------ Data provided ------

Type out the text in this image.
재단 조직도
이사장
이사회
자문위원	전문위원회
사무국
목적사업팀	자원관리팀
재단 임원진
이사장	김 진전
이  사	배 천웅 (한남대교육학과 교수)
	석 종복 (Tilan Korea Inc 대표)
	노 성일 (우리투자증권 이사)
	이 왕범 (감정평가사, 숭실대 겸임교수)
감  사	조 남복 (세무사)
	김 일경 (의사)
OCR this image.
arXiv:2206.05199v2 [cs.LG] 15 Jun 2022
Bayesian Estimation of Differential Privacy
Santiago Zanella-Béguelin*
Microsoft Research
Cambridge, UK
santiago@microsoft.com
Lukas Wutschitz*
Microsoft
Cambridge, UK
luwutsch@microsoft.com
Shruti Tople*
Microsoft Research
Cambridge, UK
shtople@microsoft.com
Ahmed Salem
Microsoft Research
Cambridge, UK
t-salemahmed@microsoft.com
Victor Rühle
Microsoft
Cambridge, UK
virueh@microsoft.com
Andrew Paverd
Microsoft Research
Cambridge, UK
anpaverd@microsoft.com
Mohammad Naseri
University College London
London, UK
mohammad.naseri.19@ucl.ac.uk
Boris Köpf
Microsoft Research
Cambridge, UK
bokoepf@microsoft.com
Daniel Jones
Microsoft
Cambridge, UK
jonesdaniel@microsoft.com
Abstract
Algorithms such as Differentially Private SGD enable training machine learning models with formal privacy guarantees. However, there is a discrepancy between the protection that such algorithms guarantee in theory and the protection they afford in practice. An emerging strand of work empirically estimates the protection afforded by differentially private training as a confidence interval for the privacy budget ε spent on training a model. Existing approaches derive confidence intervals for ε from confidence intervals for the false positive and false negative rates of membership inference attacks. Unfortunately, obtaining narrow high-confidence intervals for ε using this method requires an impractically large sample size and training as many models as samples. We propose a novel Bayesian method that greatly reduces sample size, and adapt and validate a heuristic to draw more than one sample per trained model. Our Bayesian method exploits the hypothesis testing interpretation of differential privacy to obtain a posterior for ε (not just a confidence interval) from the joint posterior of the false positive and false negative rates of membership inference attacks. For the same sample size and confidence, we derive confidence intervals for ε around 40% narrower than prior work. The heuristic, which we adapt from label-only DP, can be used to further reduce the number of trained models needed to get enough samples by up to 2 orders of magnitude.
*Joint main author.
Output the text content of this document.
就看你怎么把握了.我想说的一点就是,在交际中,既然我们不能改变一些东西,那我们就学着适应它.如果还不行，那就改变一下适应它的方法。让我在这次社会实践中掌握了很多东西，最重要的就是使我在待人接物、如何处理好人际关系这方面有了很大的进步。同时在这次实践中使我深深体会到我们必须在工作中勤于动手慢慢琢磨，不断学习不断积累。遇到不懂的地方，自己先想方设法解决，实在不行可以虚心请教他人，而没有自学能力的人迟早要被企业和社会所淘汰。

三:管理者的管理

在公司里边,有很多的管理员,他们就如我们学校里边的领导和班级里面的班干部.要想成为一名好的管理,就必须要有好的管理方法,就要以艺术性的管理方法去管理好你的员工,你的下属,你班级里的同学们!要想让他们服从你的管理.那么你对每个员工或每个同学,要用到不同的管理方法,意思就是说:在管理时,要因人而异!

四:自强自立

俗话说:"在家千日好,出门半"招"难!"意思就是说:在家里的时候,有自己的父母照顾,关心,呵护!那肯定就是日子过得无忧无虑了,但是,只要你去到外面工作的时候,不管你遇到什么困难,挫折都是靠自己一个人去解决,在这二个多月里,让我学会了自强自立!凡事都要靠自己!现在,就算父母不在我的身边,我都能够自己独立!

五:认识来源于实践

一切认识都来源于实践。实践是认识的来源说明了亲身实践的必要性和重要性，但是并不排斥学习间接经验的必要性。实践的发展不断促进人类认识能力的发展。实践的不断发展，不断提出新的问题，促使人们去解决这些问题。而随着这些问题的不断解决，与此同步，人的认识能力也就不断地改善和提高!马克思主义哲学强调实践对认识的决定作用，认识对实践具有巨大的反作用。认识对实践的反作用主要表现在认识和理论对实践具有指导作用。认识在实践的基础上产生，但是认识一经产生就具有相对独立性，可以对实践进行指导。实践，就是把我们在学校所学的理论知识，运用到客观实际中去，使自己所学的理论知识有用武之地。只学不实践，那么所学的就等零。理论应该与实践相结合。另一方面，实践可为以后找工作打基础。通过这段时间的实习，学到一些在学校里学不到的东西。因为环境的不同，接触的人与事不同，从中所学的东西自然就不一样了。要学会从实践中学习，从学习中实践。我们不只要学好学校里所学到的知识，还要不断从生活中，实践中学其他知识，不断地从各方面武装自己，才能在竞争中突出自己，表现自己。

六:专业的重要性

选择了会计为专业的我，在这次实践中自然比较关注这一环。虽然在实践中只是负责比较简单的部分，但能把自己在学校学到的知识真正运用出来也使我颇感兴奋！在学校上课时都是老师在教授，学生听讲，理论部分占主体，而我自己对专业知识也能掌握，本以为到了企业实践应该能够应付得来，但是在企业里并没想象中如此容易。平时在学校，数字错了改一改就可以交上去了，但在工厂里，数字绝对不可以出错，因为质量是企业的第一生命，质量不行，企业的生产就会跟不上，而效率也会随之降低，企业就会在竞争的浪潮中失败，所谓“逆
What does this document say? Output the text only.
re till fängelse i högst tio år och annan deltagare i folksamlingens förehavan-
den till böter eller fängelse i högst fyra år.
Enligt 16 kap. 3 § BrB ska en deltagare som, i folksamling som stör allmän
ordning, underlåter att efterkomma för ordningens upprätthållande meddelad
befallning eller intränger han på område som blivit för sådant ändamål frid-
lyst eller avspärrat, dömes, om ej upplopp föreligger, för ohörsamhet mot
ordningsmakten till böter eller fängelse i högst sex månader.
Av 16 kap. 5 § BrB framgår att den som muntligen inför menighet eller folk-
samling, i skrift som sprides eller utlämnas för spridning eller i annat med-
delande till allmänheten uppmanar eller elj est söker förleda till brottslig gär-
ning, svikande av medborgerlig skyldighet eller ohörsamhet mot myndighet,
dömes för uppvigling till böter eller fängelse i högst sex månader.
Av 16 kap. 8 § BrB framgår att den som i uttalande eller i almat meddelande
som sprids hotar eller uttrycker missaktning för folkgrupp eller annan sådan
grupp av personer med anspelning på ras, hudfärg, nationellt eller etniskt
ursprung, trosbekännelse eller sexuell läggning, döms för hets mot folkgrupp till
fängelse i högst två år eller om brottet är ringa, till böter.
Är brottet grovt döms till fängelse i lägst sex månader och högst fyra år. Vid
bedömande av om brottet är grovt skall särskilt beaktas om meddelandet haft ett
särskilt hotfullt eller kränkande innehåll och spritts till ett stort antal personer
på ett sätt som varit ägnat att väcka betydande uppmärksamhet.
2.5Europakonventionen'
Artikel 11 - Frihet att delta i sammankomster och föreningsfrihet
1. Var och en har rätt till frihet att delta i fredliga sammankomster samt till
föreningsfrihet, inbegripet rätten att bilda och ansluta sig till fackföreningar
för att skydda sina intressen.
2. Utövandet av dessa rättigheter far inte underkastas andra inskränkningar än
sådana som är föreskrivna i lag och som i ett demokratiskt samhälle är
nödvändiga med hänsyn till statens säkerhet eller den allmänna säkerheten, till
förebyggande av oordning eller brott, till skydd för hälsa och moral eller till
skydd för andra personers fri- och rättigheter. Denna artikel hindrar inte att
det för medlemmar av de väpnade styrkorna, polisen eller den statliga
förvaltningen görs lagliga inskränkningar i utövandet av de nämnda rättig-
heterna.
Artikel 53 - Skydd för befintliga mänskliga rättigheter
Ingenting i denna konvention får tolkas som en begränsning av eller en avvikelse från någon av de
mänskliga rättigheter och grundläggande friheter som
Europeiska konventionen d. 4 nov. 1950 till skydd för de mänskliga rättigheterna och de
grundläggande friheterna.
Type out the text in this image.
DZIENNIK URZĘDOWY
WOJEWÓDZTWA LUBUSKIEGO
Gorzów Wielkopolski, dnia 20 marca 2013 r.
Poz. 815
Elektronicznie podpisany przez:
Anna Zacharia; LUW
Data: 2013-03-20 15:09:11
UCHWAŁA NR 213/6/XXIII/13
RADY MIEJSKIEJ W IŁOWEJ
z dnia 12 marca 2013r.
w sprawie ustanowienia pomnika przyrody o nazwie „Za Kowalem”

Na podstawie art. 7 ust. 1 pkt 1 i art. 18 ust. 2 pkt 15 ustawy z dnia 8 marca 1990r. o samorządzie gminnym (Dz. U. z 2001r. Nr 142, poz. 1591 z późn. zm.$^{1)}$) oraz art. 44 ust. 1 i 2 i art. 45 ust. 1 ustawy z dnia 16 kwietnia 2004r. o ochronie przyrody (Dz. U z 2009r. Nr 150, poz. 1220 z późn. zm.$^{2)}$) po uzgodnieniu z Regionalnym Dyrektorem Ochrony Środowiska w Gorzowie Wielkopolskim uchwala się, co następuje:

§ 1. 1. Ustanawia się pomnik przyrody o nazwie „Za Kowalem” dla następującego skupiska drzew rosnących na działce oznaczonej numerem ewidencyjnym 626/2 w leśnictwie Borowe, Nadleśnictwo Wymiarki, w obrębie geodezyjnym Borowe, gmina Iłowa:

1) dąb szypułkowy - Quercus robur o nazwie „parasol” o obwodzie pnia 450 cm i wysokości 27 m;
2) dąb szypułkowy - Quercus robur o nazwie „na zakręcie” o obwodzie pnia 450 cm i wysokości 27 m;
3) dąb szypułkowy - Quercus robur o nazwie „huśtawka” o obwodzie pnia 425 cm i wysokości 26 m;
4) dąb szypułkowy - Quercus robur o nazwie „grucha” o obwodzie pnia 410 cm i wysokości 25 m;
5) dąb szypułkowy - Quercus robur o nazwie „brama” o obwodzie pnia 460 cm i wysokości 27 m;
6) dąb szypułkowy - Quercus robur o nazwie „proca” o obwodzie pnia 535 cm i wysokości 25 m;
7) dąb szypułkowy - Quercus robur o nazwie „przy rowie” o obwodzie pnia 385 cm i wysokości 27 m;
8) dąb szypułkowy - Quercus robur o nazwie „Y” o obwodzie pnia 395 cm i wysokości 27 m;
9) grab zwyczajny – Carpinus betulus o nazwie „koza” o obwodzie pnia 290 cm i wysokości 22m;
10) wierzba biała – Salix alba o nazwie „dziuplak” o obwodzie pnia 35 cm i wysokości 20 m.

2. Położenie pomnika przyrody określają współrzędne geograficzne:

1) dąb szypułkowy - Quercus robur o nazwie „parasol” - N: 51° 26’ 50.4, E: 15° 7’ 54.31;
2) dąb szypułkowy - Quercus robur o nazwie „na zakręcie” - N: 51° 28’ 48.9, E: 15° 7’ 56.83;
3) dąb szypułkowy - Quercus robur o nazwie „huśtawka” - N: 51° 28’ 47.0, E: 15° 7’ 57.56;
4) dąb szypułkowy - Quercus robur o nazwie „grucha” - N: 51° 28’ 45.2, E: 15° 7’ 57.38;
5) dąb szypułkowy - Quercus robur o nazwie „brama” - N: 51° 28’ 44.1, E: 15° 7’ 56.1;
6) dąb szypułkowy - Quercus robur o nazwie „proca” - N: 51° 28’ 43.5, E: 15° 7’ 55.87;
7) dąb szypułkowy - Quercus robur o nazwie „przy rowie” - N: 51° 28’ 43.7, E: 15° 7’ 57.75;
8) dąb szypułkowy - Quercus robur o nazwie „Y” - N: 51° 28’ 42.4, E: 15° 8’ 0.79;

------

Challenge: Working from the entries above, return all lines that contain "dnia".

Task result:
Gorzów Wielkopolski, dnia 20 marca 2013 r.
z dnia 12 marca 2013r.
Na podstawie art. 7 ust. 1 pkt 1 i art. 18 ust. 2 pkt 15 ustawy z dnia 8 marca 1990r. o samorządzie gminnym (Dz. U. z 2001r. Nr 142, poz. 1591 z późn. zm.$^{1)}$) oraz art. 44 ust. 1 i 2 i art. 45 ust. 1 ustawy z dnia 16 kwietnia 2004r. o ochronie przyrody (Dz. U z 2009r. Nr 150, poz. 1220 z późn. zm.$^{2)}$) po uzgodnieniu z Regionalnym Dyrektorem Ochrony Środowiska w Gorzowie Wielkopolskim uchwala się, co następuje:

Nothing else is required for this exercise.